» **DIRECTIVE**
Set down every entry again word for word, please, but skip the pictures.
****************************************
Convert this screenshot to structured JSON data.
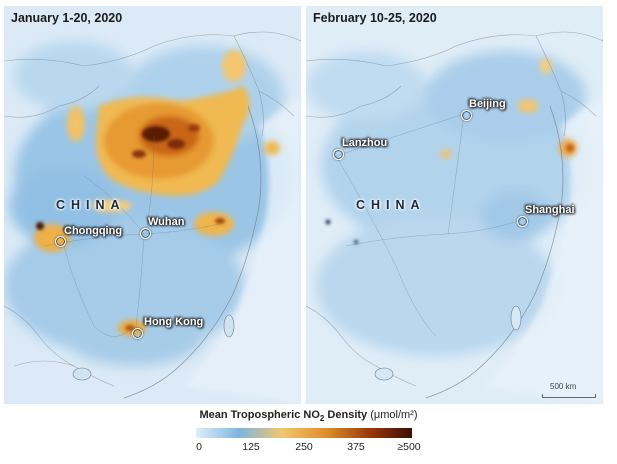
{
  "panels": {
    "left": {
      "title": "January 1-20, 2020",
      "country_label": "CHINA",
      "cities": {
        "chongqing": "Chongqing",
        "wuhan": "Wuhan",
        "hong_kong": "Hong Kong"
      }
    },
    "right": {
      "title": "February 10-25, 2020",
      "country_label": "CHINA",
      "cities": {
        "beijing": "Beijing",
        "lanzhou": "Lanzhou",
        "shanghai": "Shanghai"
      },
      "scale_label": "500 km"
    }
  },
  "legend": {
    "title_main": "Mean Tropospheric NO",
    "title_sub": "2",
    "title_rest": " Density",
    "title_unit": "(μmol/m²)",
    "ticks": [
      "0",
      "125",
      "250",
      "375",
      "≥500"
    ],
    "gradient_colors": [
      "#ddeefa",
      "#7fb5e0",
      "#f1c66e",
      "#e0902a",
      "#9a3b0a",
      "#3d0d04"
    ]
  },
  "colors": {
    "background_blue": "#d3e7f5",
    "haze_blue": "#8dbde3",
    "hotspot_yellow": "#efb54a",
    "hotspot_orange": "#d9791c",
    "hotspot_dark": "#5a1b06"
  }
}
****************************************
» **THE RESULT**
Convert this screenshot to structured JSON data.
{
  "panels": {
    "left": {
      "title": "January 1-20, 2020",
      "country_label": "CHINA",
      "cities": {
        "chongqing": "Chongqing",
        "wuhan": "Wuhan",
        "hong_kong": "Hong Kong"
      }
    },
    "right": {
      "title": "February 10-25, 2020",
      "country_label": "CHINA",
      "cities": {
        "beijing": "Beijing",
        "lanzhou": "Lanzhou",
        "shanghai": "Shanghai"
      },
      "scale_label": "500 km"
    }
  },
  "legend": {
    "title_main": "Mean Tropospheric NO",
    "title_sub": "2",
    "title_rest": " Density",
    "title_unit": "(μmol/m²)",
    "ticks": [
      "0",
      "125",
      "250",
      "375",
      "≥500"
    ],
    "gradient_colors": [
      "#ddeefa",
      "#7fb5e0",
      "#f1c66e",
      "#e0902a",
      "#9a3b0a",
      "#3d0d04"
    ]
  },
  "colors": {
    "background_blue": "#d3e7f5",
    "haze_blue": "#8dbde3",
    "hotspot_yellow": "#efb54a",
    "hotspot_orange": "#d9791c",
    "hotspot_dark": "#5a1b06"
  }
}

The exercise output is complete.